*Work to complete:* Restate the records in their entirety, word for word.

-- BEGIN Dataset rows --

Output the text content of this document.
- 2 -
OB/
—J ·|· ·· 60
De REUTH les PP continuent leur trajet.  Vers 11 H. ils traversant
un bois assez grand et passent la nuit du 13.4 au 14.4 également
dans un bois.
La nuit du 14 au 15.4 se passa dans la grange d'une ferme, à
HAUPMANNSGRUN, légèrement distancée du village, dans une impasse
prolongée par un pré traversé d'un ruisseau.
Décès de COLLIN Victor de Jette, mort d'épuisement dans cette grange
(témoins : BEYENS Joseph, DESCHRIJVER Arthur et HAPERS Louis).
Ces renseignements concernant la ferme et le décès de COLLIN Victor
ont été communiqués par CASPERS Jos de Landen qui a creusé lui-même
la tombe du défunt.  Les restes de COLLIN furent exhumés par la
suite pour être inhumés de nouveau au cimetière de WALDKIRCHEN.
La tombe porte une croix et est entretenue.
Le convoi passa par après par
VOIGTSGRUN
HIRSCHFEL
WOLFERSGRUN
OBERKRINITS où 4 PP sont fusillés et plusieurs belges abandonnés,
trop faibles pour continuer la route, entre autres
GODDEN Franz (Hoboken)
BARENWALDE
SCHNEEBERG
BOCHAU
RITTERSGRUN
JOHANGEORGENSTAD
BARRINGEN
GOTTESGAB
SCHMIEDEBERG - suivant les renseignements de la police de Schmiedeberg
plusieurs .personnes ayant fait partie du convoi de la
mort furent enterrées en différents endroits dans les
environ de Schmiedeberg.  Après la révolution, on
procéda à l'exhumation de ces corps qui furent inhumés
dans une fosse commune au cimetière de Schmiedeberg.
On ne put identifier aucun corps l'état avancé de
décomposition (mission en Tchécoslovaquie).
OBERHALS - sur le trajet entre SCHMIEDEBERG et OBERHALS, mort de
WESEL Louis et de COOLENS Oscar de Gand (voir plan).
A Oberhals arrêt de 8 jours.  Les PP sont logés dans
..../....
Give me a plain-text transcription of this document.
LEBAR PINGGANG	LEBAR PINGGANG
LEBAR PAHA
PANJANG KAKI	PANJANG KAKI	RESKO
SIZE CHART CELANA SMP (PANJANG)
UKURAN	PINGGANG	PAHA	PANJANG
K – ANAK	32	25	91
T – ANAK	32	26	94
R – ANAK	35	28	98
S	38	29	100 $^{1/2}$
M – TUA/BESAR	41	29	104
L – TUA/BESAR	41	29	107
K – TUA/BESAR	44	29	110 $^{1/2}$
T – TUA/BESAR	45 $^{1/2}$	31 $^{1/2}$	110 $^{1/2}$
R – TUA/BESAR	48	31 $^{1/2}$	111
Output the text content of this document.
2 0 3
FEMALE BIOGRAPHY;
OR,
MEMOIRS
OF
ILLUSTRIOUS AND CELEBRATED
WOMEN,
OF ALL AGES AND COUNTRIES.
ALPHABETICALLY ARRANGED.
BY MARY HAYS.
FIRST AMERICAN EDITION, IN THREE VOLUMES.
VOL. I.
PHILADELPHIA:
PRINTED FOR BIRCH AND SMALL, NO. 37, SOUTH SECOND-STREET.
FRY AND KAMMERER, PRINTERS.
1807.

-- END Dataset rows --

*Answer:*
Output the text content of this document.
- 2 -
OB/
—J ·|· ·· 60
De REUTH les PP continuent leur trajet.  Vers 11 H. ils traversant
un bois assez grand et passent la nuit du 13.4 au 14.4 également
dans un bois.
La nuit du 14 au 15.4 se passa dans la grange d'une ferme, à
HAUPMANNSGRUN, légèrement distancée du village, dans une impasse
prolongée par un pré traversé d'un ruisseau.
Décès de COLLIN Victor de Jette, mort d'épuisement dans cette grange
(témoins : BEYENS Joseph, DESCHRIJVER Arthur et HAPERS Louis).
Ces renseignements concernant la ferme et le décès de COLLIN Victor
ont été communiqués par CASPERS Jos de Landen qui a creusé lui-même
la tombe du défunt.  Les restes de COLLIN furent exhumés par la
suite pour être inhumés de nouveau au cimetière de WALDKIRCHEN.
La tombe porte une croix et est entretenue.
Le convoi passa par après par
VOIGTSGRUN
HIRSCHFEL
WOLFERSGRUN
OBERKRINITS où 4 PP sont fusillés et plusieurs belges abandonnés,
trop faibles pour continuer la route, entre autres
GODDEN Franz (Hoboken)
BARENWALDE
SCHNEEBERG
BOCHAU
RITTERSGRUN
JOHANGEORGENSTAD
BARRINGEN
GOTTESGAB
SCHMIEDEBERG - suivant les renseignements de la police de Schmiedeberg
plusieurs .personnes ayant fait partie du convoi de la
mort furent enterrées en différents endroits dans les
environ de Schmiedeberg.  Après la révolution, on
procéda à l'exhumation de ces corps qui furent inhumés
dans une fosse commune au cimetière de Schmiedeberg.
On ne put identifier aucun corps l'état avancé de
décomposition (mission en Tchécoslovaquie).
OBERHALS - sur le trajet entre SCHMIEDEBERG et OBERHALS, mort de
WESEL Louis et de COOLENS Oscar de Gand (voir plan).
A Oberhals arrêt de 8 jours.  Les PP sont logés dans
..../....
Give me a plain-text transcription of this document.
LEBAR PINGGANG	LEBAR PINGGANG
LEBAR PAHA
PANJANG KAKI	PANJANG KAKI	RESKO
SIZE CHART CELANA SMP (PANJANG)
UKURAN	PINGGANG	PAHA	PANJANG
K – ANAK	32	25	91
T – ANAK	32	26	94
R – ANAK	35	28	98
S	38	29	100 $^{1/2}$
M – TUA/BESAR	41	29	104
L – TUA/BESAR	41	29	107
K – TUA/BESAR	44	29	110 $^{1/2}$
T – TUA/BESAR	45 $^{1/2}$	31 $^{1/2}$	110 $^{1/2}$
R – TUA/BESAR	48	31 $^{1/2}$	111
Output the text content of this document.
2 0 3
FEMALE BIOGRAPHY;
OR,
MEMOIRS
OF
ILLUSTRIOUS AND CELEBRATED
WOMEN,
OF ALL AGES AND COUNTRIES.
ALPHABETICALLY ARRANGED.
BY MARY HAYS.
FIRST AMERICAN EDITION, IN THREE VOLUMES.
VOL. I.
PHILADELPHIA:
PRINTED FOR BIRCH AND SMALL, NO. 37, SOUTH SECOND-STREET.
FRY AND KAMMERER, PRINTERS.
1807.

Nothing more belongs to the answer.